— start Supplied records —

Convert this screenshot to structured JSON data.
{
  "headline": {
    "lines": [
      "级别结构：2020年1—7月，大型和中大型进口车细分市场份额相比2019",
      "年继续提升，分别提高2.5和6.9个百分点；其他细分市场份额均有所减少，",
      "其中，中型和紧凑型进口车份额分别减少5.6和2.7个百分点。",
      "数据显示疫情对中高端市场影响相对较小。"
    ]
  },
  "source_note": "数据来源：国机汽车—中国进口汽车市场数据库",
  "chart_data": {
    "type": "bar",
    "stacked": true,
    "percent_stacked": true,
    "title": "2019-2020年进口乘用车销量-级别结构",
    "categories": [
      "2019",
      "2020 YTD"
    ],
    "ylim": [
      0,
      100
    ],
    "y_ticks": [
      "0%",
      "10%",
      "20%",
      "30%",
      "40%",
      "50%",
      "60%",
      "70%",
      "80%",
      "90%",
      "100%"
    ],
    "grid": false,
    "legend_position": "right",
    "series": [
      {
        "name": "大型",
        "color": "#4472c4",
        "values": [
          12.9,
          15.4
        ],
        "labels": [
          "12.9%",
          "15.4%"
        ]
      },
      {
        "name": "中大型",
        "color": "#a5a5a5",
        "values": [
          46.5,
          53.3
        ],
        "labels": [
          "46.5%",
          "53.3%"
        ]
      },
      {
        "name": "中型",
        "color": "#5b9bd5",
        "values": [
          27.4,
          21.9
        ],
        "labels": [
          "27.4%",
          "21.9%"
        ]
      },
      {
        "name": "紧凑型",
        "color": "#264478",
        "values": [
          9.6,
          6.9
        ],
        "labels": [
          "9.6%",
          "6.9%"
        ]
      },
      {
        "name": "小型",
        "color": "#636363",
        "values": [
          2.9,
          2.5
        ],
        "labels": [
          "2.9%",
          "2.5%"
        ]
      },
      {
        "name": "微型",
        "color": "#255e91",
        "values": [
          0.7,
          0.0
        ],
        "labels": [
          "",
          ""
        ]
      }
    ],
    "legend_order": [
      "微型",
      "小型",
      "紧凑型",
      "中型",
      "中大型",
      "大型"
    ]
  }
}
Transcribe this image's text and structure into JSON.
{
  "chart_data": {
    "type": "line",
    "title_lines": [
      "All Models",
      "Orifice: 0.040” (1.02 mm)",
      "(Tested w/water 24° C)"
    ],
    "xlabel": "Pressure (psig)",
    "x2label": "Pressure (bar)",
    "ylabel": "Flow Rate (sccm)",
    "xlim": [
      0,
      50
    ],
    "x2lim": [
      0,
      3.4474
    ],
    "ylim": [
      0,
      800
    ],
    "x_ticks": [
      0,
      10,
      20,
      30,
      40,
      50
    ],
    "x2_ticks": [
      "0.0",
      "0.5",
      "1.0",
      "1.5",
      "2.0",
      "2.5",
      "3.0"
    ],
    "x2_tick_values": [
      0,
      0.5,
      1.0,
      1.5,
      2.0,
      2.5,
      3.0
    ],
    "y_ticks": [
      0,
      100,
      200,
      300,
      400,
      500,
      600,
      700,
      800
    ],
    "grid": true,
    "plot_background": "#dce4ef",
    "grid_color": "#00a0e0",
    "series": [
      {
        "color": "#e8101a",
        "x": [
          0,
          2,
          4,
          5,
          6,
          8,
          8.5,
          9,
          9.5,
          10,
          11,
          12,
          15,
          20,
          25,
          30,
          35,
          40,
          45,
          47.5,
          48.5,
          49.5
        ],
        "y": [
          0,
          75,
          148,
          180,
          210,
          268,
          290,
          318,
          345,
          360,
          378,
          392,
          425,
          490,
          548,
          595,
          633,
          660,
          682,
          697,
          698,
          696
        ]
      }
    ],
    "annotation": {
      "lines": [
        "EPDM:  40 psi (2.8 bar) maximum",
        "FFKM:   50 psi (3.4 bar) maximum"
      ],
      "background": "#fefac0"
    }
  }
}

— end Supplied records —

### Task
Copy out all lines where the word "true" appears.

### Output of the task
    "stacked": true,
    "percent_stacked": true,
    "grid": true,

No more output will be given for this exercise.